Instructions to follow -
Can you reproduce, word for word, the stretch of the Vine Awards article below that begins at "Submission deadline is" and stops after "to be determined."?

Given text -
◇ ◇ ◇ ◇ ◇ ◇ ◇
Whereas the awards ceremony was previously open to all, the Vine Awards will be a more exclusive and glitzy Giller-type affair meant to generate media attention and book sales, Kertes said.

Norman and Lillian Glowinsky FILE PHOTO
Norman and Lillian Glowinsky FILE PHOTO

“It won’t be a big public gala. It will be a more intimate evening involving the press, the writers and their publishers, and other stakeholders. It will be a much smaller event than it used to be. We’re looking to really engage the press, and we want to do something targeted at them. We want to make sure that these books get the attention they deserve.”

The Koffler Centre has indicated it will make up for the skipped year by accepting submissions published in both 2014 and 2015. It will also consider digital publications for the first time. (It has yet to name its intended three jurors, but they will certainly have their work cut out for them, since they will likely have to read dozens of submissions in a matter of months.)

Submission deadline is June 3, and a short list of winners will be announced in August 2016. The gala event will likely be held in September in a venue that’s yet to be determined.
◇ ◇ ◇ ◇ ◇ ◇ ◇
Information supplied -
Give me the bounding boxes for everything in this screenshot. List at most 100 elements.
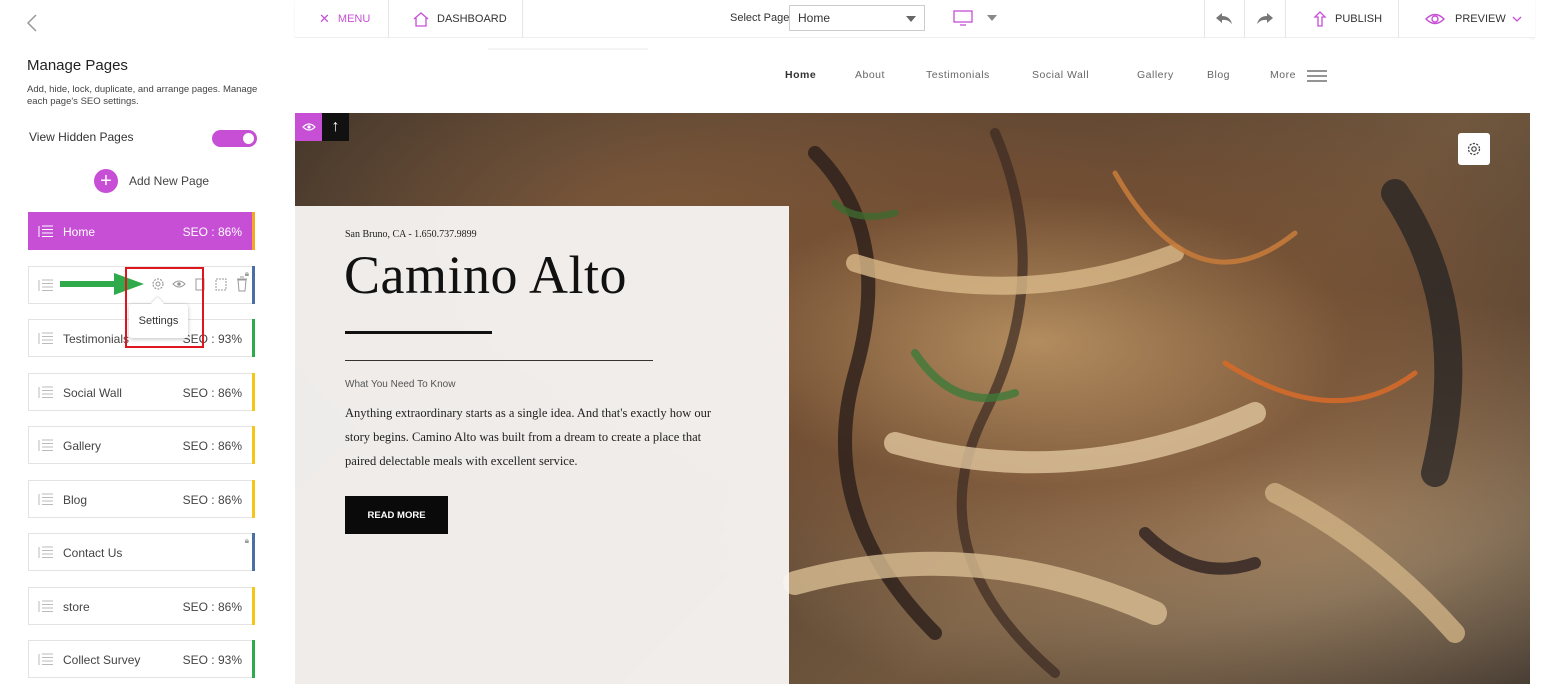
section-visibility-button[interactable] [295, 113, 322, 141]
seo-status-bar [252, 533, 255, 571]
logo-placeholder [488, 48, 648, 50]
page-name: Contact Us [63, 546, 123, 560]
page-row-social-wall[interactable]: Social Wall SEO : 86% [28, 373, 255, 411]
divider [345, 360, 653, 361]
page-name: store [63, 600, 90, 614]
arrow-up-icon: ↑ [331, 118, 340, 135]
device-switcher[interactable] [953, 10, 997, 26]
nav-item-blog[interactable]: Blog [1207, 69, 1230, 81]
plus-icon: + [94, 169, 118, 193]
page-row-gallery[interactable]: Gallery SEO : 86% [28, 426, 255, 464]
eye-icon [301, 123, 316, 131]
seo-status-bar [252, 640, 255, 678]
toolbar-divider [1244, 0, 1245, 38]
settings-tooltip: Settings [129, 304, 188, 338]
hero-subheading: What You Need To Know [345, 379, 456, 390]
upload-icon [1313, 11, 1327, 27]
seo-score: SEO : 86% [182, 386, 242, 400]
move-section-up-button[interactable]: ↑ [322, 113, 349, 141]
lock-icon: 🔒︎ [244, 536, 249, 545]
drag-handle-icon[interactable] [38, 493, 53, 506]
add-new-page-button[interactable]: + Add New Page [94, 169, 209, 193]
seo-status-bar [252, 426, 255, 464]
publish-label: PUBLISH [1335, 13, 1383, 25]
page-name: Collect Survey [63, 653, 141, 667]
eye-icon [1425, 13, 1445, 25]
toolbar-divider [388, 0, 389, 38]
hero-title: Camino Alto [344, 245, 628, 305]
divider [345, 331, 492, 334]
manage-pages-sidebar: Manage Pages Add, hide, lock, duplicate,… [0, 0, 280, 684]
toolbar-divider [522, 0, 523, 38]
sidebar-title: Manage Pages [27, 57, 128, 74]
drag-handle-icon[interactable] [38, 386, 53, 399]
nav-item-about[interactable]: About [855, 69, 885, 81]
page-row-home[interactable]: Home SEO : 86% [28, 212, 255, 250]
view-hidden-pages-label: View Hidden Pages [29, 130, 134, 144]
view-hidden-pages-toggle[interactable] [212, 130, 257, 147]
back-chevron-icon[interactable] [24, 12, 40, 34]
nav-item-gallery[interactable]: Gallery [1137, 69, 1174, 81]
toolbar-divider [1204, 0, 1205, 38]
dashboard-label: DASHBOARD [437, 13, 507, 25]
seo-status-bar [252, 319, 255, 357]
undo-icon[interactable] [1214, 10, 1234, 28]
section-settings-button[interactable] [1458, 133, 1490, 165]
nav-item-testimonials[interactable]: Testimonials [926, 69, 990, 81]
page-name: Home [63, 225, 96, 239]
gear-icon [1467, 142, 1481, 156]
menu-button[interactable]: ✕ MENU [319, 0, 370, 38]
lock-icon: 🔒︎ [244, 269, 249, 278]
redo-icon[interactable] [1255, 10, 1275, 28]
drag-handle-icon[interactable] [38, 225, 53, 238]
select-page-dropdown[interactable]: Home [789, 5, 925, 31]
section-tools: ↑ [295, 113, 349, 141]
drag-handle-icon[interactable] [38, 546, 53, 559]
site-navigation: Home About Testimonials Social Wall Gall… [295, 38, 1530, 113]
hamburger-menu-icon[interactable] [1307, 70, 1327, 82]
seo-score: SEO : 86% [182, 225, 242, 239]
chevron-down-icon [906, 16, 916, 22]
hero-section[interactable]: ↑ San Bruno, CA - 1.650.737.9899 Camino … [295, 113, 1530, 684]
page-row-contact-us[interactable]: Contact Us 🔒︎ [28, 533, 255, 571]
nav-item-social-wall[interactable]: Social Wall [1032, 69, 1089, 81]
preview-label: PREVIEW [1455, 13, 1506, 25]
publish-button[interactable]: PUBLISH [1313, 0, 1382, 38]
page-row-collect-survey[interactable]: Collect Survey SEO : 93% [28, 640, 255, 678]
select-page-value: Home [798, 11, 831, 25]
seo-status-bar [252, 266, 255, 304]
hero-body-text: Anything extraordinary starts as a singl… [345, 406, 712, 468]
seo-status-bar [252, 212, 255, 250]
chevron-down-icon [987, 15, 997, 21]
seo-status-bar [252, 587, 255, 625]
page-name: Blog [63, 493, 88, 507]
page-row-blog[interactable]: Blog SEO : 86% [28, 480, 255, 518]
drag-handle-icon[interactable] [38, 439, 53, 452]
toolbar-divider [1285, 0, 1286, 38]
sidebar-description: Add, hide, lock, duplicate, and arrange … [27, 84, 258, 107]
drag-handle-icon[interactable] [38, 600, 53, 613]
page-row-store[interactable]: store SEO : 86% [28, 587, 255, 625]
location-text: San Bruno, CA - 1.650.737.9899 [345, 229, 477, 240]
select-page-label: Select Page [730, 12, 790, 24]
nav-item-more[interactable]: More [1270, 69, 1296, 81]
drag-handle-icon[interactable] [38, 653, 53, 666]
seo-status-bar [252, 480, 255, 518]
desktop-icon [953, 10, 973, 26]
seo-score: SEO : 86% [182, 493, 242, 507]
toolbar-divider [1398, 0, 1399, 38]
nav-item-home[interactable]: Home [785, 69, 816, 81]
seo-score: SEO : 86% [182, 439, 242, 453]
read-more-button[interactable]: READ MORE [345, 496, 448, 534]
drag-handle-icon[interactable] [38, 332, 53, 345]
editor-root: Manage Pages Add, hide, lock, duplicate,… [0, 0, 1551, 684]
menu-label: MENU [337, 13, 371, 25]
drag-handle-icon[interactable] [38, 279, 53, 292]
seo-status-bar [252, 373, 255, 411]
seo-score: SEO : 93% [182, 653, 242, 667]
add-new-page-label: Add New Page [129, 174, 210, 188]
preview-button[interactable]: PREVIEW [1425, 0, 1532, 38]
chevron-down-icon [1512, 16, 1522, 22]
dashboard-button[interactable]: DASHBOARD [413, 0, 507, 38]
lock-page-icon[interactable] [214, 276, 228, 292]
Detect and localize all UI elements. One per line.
◇ ◇ ◇ ◇ ◇ ◇ ◇
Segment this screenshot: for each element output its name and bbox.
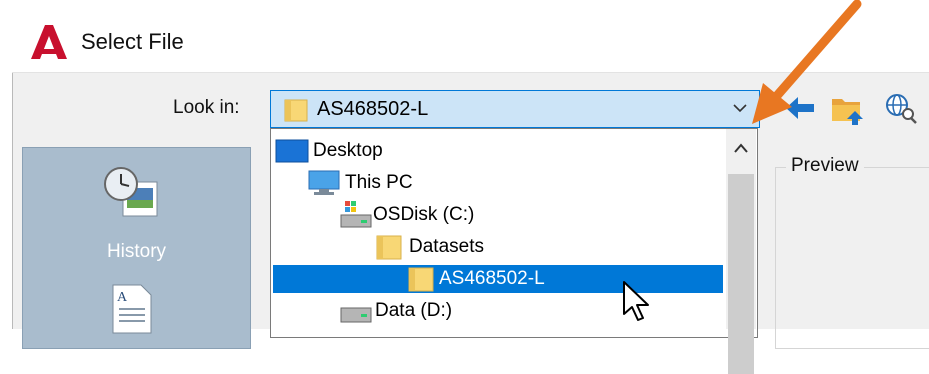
◇ ◇ ◇ ◇ ◇ ◇ ◇
Correct response -
Submission deadline is June 3, and a short list of winners will be announced in August 2016. The gala event will likely be held in September in a venue that’s yet to be determined.